* EXERCISE:
Print each line of the listing once more, precisely as given.
★ ★ ★ ★
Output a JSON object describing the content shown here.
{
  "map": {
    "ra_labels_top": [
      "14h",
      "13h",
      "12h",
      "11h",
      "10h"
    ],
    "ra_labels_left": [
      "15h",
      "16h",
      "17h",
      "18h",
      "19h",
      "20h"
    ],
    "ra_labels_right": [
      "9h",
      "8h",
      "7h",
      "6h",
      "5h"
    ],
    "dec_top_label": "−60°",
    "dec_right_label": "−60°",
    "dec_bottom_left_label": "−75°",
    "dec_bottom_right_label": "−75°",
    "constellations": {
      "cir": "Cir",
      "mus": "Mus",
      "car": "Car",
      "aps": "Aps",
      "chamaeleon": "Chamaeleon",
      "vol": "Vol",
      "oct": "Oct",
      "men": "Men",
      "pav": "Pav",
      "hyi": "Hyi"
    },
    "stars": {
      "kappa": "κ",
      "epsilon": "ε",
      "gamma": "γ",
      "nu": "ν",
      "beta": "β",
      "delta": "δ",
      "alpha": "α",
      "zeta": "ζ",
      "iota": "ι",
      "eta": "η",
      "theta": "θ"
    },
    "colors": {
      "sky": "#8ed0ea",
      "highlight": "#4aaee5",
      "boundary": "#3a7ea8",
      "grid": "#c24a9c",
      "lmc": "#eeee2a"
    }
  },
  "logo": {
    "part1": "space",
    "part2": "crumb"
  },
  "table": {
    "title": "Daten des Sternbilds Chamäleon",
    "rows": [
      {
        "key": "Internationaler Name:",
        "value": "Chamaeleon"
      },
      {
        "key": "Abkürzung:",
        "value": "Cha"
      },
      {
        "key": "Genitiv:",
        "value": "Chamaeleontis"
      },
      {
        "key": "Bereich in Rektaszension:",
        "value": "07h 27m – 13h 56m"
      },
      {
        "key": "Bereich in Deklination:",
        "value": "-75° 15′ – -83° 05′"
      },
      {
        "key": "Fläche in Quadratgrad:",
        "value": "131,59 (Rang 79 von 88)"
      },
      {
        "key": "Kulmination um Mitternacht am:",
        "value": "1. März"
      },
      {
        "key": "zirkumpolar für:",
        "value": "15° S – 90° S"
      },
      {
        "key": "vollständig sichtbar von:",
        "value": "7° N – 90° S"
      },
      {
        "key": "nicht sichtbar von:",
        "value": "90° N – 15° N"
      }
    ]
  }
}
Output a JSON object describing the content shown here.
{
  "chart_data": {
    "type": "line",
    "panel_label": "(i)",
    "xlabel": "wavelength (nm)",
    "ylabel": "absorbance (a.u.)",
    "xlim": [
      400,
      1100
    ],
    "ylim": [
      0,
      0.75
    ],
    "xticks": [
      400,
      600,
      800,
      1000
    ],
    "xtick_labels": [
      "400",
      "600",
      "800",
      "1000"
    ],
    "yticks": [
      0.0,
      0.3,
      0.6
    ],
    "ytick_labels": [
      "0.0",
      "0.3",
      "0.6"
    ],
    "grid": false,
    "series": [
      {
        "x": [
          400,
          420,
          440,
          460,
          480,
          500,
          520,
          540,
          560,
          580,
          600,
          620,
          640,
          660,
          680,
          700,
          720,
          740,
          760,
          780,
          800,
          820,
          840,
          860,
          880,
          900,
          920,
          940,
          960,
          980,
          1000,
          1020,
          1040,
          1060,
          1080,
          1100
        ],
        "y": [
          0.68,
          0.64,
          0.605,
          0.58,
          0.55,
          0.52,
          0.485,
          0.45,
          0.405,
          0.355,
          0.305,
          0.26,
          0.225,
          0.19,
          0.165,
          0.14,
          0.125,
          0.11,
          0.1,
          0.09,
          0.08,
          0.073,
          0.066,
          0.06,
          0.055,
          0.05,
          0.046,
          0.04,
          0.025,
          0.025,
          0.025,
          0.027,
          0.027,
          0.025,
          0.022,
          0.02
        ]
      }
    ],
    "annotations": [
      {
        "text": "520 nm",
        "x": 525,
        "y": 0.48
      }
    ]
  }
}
★ ★ ★ ★
* ANSWER FOR THE TASK:
Output a JSON object describing the content shown here.
{
  "map": {
    "ra_labels_top": [
      "14h",
      "13h",
      "12h",
      "11h",
      "10h"
    ],
    "ra_labels_left": [
      "15h",
      "16h",
      "17h",
      "18h",
      "19h",
      "20h"
    ],
    "ra_labels_right": [
      "9h",
      "8h",
      "7h",
      "6h",
      "5h"
    ],
    "dec_top_label": "−60°",
    "dec_right_label": "−60°",
    "dec_bottom_left_label": "−75°",
    "dec_bottom_right_label": "−75°",
    "constellations": {
      "cir": "Cir",
      "mus": "Mus",
      "car": "Car",
      "aps": "Aps",
      "chamaeleon": "Chamaeleon",
      "vol": "Vol",
      "oct": "Oct",
      "men": "Men",
      "pav": "Pav",
      "hyi": "Hyi"
    },
    "stars": {
      "kappa": "κ",
      "epsilon": "ε",
      "gamma": "γ",
      "nu": "ν",
      "beta": "β",
      "delta": "δ",
      "alpha": "α",
      "zeta": "ζ",
      "iota": "ι",
      "eta": "η",
      "theta": "θ"
    },
    "colors": {
      "sky": "#8ed0ea",
      "highlight": "#4aaee5",
      "boundary": "#3a7ea8",
      "grid": "#c24a9c",
      "lmc": "#eeee2a"
    }
  },
  "logo": {
    "part1": "space",
    "part2": "crumb"
  },
  "table": {
    "title": "Daten des Sternbilds Chamäleon",
    "rows": [
      {
        "key": "Internationaler Name:",
        "value": "Chamaeleon"
      },
      {
        "key": "Abkürzung:",
        "value": "Cha"
      },
      {
        "key": "Genitiv:",
        "value": "Chamaeleontis"
      },
      {
        "key": "Bereich in Rektaszension:",
        "value": "07h 27m – 13h 56m"
      },
      {
        "key": "Bereich in Deklination:",
        "value": "-75° 15′ – -83° 05′"
      },
      {
        "key": "Fläche in Quadratgrad:",
        "value": "131,59 (Rang 79 von 88)"
      },
      {
        "key": "Kulmination um Mitternacht am:",
        "value": "1. März"
      },
      {
        "key": "zirkumpolar für:",
        "value": "15° S – 90° S"
      },
      {
        "key": "vollständig sichtbar von:",
        "value": "7° N – 90° S"
      },
      {
        "key": "nicht sichtbar von:",
        "value": "90° N – 15° N"
      }
    ]
  }
}
Output a JSON object describing the content shown here.
{
  "chart_data": {
    "type": "line",
    "panel_label": "(i)",
    "xlabel": "wavelength (nm)",
    "ylabel": "absorbance (a.u.)",
    "xlim": [
      400,
      1100
    ],
    "ylim": [
      0,
      0.75
    ],
    "xticks": [
      400,
      600,
      800,
      1000
    ],
    "xtick_labels": [
      "400",
      "600",
      "800",
      "1000"
    ],
    "yticks": [
      0.0,
      0.3,
      0.6
    ],
    "ytick_labels": [
      "0.0",
      "0.3",
      "0.6"
    ],
    "grid": false,
    "series": [
      {
        "x": [
          400,
          420,
          440,
          460,
          480,
          500,
          520,
          540,
          560,
          580,
          600,
          620,
          640,
          660,
          680,
          700,
          720,
          740,
          760,
          780,
          800,
          820,
          840,
          860,
          880,
          900,
          920,
          940,
          960,
          980,
          1000,
          1020,
          1040,
          1060,
          1080,
          1100
        ],
        "y": [
          0.68,
          0.64,
          0.605,
          0.58,
          0.55,
          0.52,
          0.485,
          0.45,
          0.405,
          0.355,
          0.305,
          0.26,
          0.225,
          0.19,
          0.165,
          0.14,
          0.125,
          0.11,
          0.1,
          0.09,
          0.08,
          0.073,
          0.066,
          0.06,
          0.055,
          0.05,
          0.046,
          0.04,
          0.025,
          0.025,
          0.025,
          0.027,
          0.027,
          0.025,
          0.022,
          0.02
        ]
      }
    ],
    "annotations": [
      {
        "text": "520 nm",
        "x": 525,
        "y": 0.48
      }
    ]
  }
}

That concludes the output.